Exercise brief:
Transcribe the records that follow in their entirety, omitting any pictures.

(Figure record listings)
##########
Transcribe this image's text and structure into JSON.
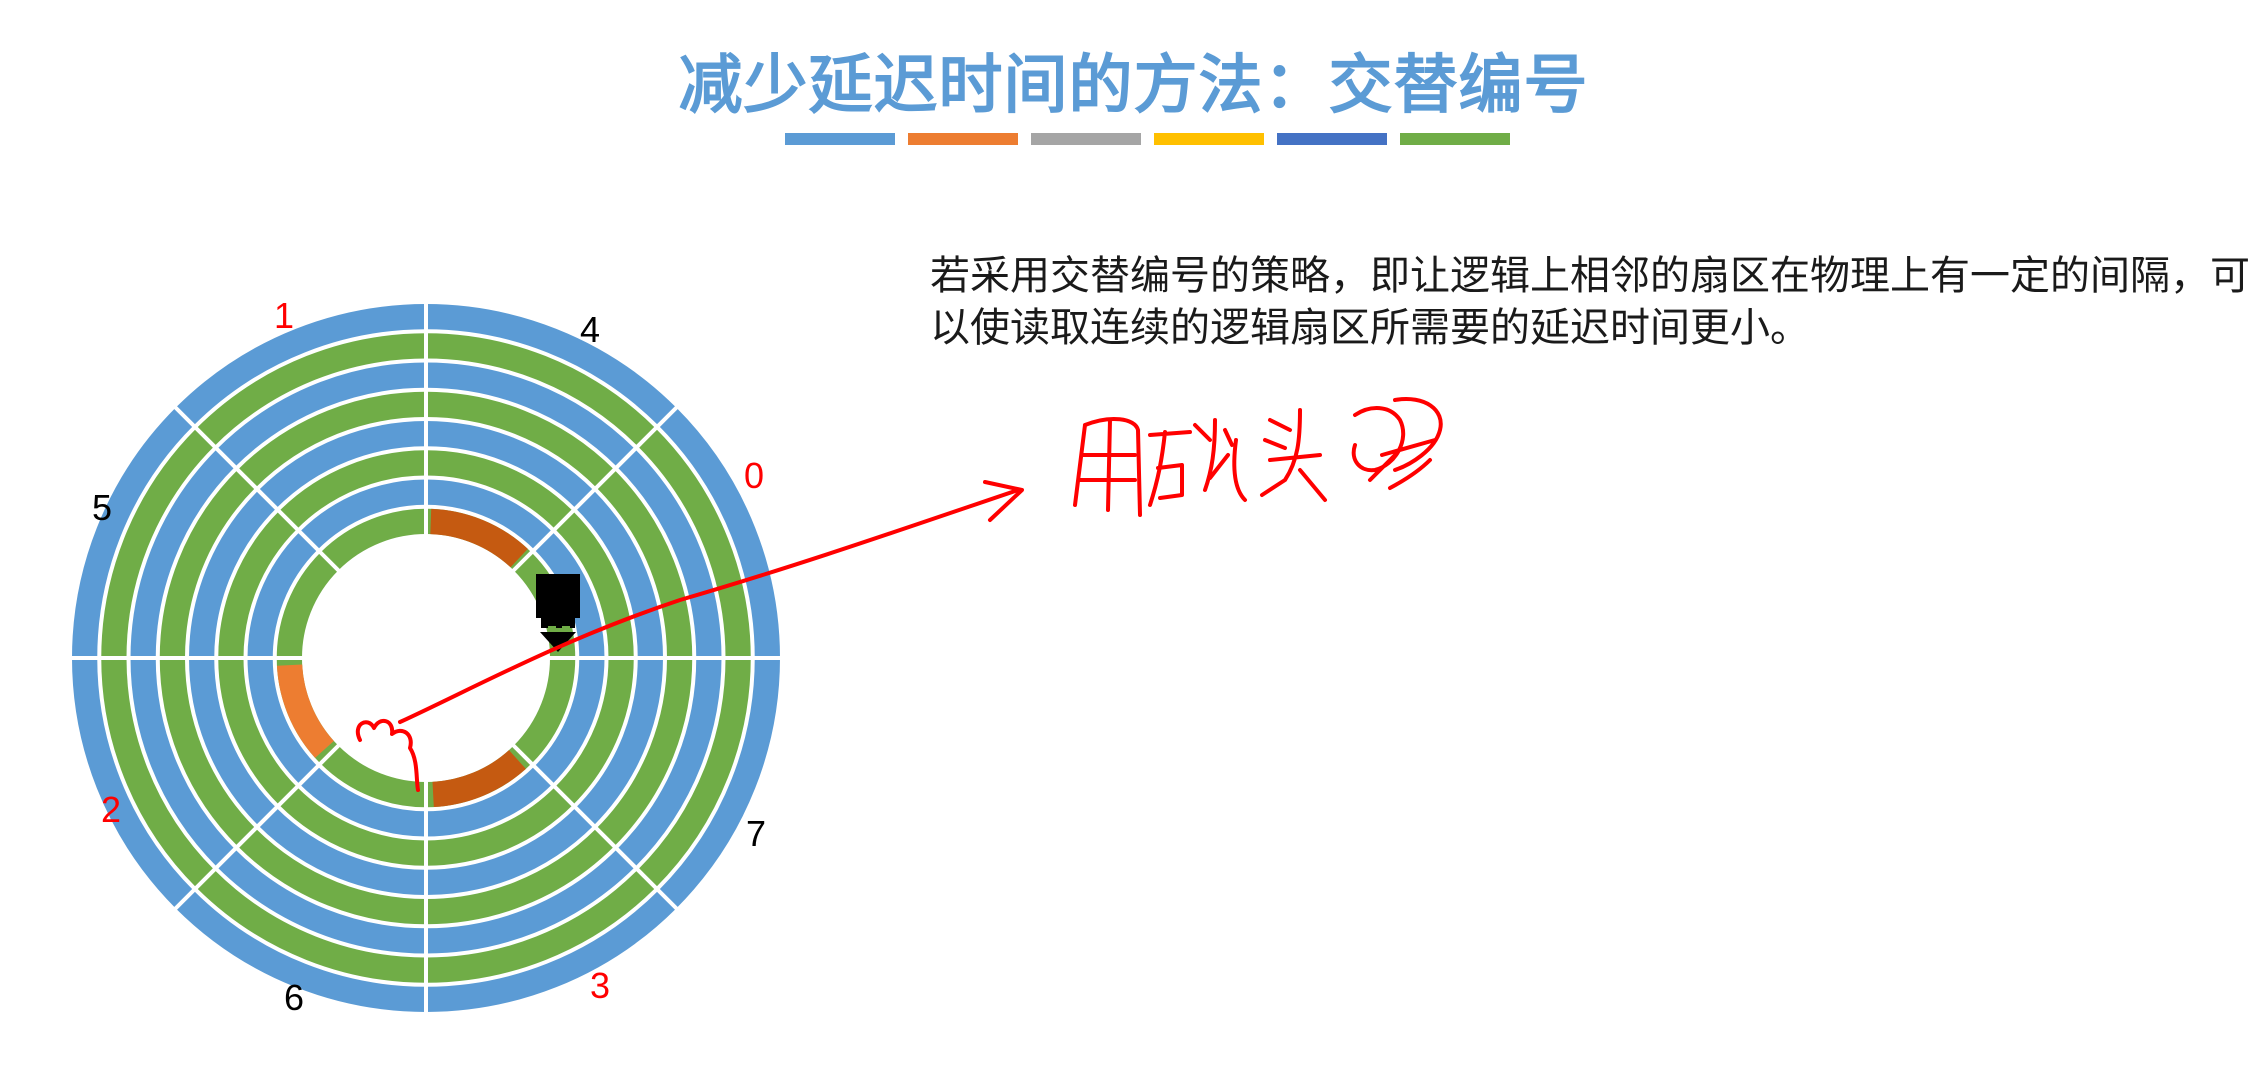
{
  "slide": {
    "title": "减少延迟时间的方法：交替编号",
    "title_bar_colors": [
      "#5b9bd5",
      "#ed7d31",
      "#a5a5a5",
      "#ffc000",
      "#4472c4",
      "#70ad47"
    ]
  },
  "description": "若采用交替编号的策略，即让逻辑上相邻的扇区在物理上有一定的间隔，可以使读取连续的逻辑扇区所需要的延迟时间更小。",
  "diagram": {
    "ring_colors": [
      "#5b9bd5",
      "#70ad47"
    ],
    "highlight_color": "#c55a11",
    "highlight_color_light": "#ed7d31",
    "sector_labels": [
      {
        "text": "0",
        "color": "#ff0000"
      },
      {
        "text": "1",
        "color": "#ff0000"
      },
      {
        "text": "2",
        "color": "#ff0000"
      },
      {
        "text": "3",
        "color": "#ff0000"
      },
      {
        "text": "4",
        "color": "#000000"
      },
      {
        "text": "5",
        "color": "#000000"
      },
      {
        "text": "6",
        "color": "#000000"
      },
      {
        "text": "7",
        "color": "#000000"
      }
    ],
    "disk_head_icon": "disk-head-icon"
  },
  "annotation": {
    "ink_color": "#ff0000",
    "handwriting_note": "用磁头读"
  }
}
##########
Exercise response:
Transcribe this image's text and structure into JSON.
{
  "slide": {
    "title": "减少延迟时间的方法：交替编号",
    "title_bar_colors": [
      "#5b9bd5",
      "#ed7d31",
      "#a5a5a5",
      "#ffc000",
      "#4472c4",
      "#70ad47"
    ]
  },
  "description": "若采用交替编号的策略，即让逻辑上相邻的扇区在物理上有一定的间隔，可以使读取连续的逻辑扇区所需要的延迟时间更小。",
  "diagram": {
    "ring_colors": [
      "#5b9bd5",
      "#70ad47"
    ],
    "highlight_color": "#c55a11",
    "highlight_color_light": "#ed7d31",
    "sector_labels": [
      {
        "text": "0",
        "color": "#ff0000"
      },
      {
        "text": "1",
        "color": "#ff0000"
      },
      {
        "text": "2",
        "color": "#ff0000"
      },
      {
        "text": "3",
        "color": "#ff0000"
      },
      {
        "text": "4",
        "color": "#000000"
      },
      {
        "text": "5",
        "color": "#000000"
      },
      {
        "text": "6",
        "color": "#000000"
      },
      {
        "text": "7",
        "color": "#000000"
      }
    ],
    "disk_head_icon": "disk-head-icon"
  },
  "annotation": {
    "ink_color": "#ff0000",
    "handwriting_note": "用磁头读"
  }
}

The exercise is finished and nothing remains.